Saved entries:
______
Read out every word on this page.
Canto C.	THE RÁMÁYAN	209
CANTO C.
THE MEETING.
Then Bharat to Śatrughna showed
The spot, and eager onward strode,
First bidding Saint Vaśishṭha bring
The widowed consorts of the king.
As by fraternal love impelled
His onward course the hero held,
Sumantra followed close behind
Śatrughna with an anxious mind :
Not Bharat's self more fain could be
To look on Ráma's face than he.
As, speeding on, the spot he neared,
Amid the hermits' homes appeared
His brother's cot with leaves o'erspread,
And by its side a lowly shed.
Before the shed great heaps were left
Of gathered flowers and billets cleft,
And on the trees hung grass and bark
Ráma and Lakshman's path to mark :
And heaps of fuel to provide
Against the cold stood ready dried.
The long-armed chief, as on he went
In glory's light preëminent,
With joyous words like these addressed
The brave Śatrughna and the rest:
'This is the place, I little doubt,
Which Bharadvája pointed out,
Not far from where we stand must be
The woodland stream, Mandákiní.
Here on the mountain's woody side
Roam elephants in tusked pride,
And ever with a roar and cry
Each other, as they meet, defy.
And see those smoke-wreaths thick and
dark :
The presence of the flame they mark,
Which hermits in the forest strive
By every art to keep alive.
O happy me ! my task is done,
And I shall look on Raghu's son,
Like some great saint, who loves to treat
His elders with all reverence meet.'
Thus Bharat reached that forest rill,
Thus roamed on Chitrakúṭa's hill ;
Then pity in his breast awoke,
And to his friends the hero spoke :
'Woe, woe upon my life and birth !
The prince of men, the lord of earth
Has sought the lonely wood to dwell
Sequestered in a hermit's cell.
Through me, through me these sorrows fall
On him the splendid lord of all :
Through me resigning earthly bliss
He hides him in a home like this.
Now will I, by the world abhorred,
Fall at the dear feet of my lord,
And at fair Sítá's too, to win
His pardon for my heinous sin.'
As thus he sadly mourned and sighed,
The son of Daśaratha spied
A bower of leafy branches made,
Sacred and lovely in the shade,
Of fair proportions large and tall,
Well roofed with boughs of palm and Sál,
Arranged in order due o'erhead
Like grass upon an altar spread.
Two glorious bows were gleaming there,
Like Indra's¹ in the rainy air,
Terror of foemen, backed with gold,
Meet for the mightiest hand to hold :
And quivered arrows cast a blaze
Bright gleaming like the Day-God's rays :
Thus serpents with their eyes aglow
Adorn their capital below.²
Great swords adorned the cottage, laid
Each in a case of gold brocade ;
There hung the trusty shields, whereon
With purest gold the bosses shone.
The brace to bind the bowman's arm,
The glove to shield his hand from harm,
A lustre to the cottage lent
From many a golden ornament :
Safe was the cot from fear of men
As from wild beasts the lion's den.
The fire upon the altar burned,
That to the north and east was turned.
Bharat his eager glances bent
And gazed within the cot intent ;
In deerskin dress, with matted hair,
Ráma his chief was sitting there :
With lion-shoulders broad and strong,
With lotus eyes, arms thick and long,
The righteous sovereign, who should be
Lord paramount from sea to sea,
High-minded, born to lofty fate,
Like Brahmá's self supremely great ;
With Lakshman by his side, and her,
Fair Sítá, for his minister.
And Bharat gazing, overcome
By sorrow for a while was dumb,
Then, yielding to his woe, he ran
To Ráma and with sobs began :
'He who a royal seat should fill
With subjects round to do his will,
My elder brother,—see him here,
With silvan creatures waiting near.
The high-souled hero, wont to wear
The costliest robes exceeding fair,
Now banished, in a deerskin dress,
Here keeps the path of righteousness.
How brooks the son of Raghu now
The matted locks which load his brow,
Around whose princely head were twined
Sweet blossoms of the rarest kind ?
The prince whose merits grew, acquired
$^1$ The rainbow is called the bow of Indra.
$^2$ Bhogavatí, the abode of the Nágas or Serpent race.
______
INSTRUCTIONS FOR THE TASK
From the material above, copy each line that includes the word "altar".

REPLY
Like grass upon an altar spread.
The fire upon the altar burned,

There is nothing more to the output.